Data section -
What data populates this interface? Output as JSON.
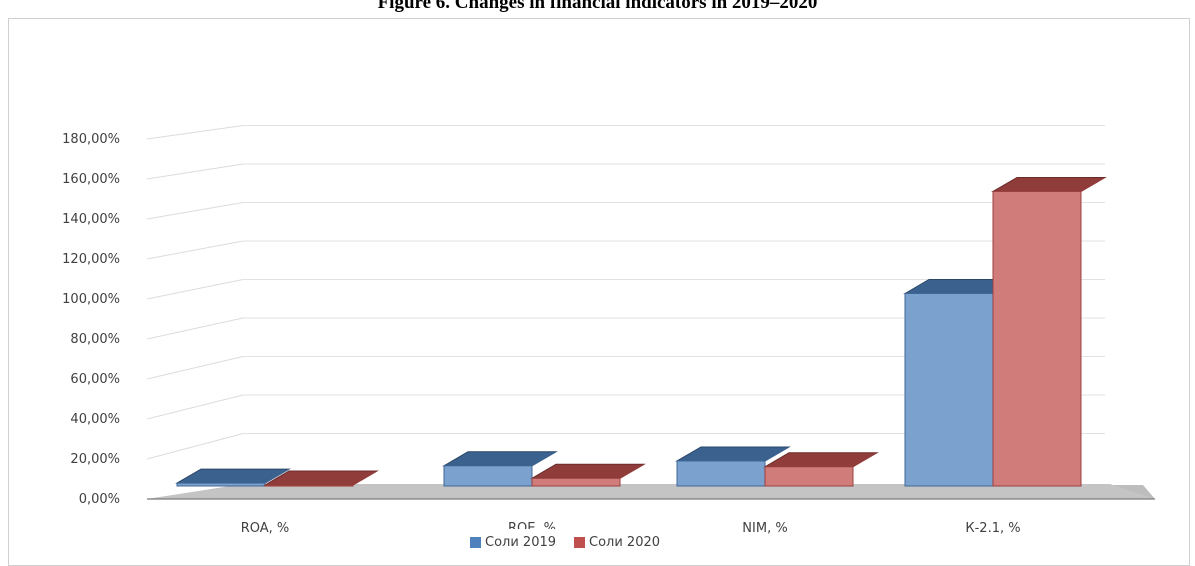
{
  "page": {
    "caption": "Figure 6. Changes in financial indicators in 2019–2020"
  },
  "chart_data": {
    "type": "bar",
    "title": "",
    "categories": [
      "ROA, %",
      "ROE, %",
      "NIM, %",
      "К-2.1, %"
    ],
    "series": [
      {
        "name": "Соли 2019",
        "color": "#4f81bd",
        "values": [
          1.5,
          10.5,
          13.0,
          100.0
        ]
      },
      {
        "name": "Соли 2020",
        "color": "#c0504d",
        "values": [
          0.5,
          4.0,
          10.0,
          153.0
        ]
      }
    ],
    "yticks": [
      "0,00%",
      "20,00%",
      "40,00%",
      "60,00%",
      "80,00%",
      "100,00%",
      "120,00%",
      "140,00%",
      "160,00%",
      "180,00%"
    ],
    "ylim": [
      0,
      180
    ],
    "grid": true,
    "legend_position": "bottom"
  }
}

What is needed -
Retype all of the entries exactly as written, leaving out any images.

Result of the task -
What data populates this interface? Output as JSON.
{
  "page": {
    "caption": "Figure 6. Changes in financial indicators in 2019–2020"
  },
  "chart_data": {
    "type": "bar",
    "title": "",
    "categories": [
      "ROA, %",
      "ROE, %",
      "NIM, %",
      "К-2.1, %"
    ],
    "series": [
      {
        "name": "Соли 2019",
        "color": "#4f81bd",
        "values": [
          1.5,
          10.5,
          13.0,
          100.0
        ]
      },
      {
        "name": "Соли 2020",
        "color": "#c0504d",
        "values": [
          0.5,
          4.0,
          10.0,
          153.0
        ]
      }
    ],
    "yticks": [
      "0,00%",
      "20,00%",
      "40,00%",
      "60,00%",
      "80,00%",
      "100,00%",
      "120,00%",
      "140,00%",
      "160,00%",
      "180,00%"
    ],
    "ylim": [
      0,
      180
    ],
    "grid": true,
    "legend_position": "bottom"
  }
}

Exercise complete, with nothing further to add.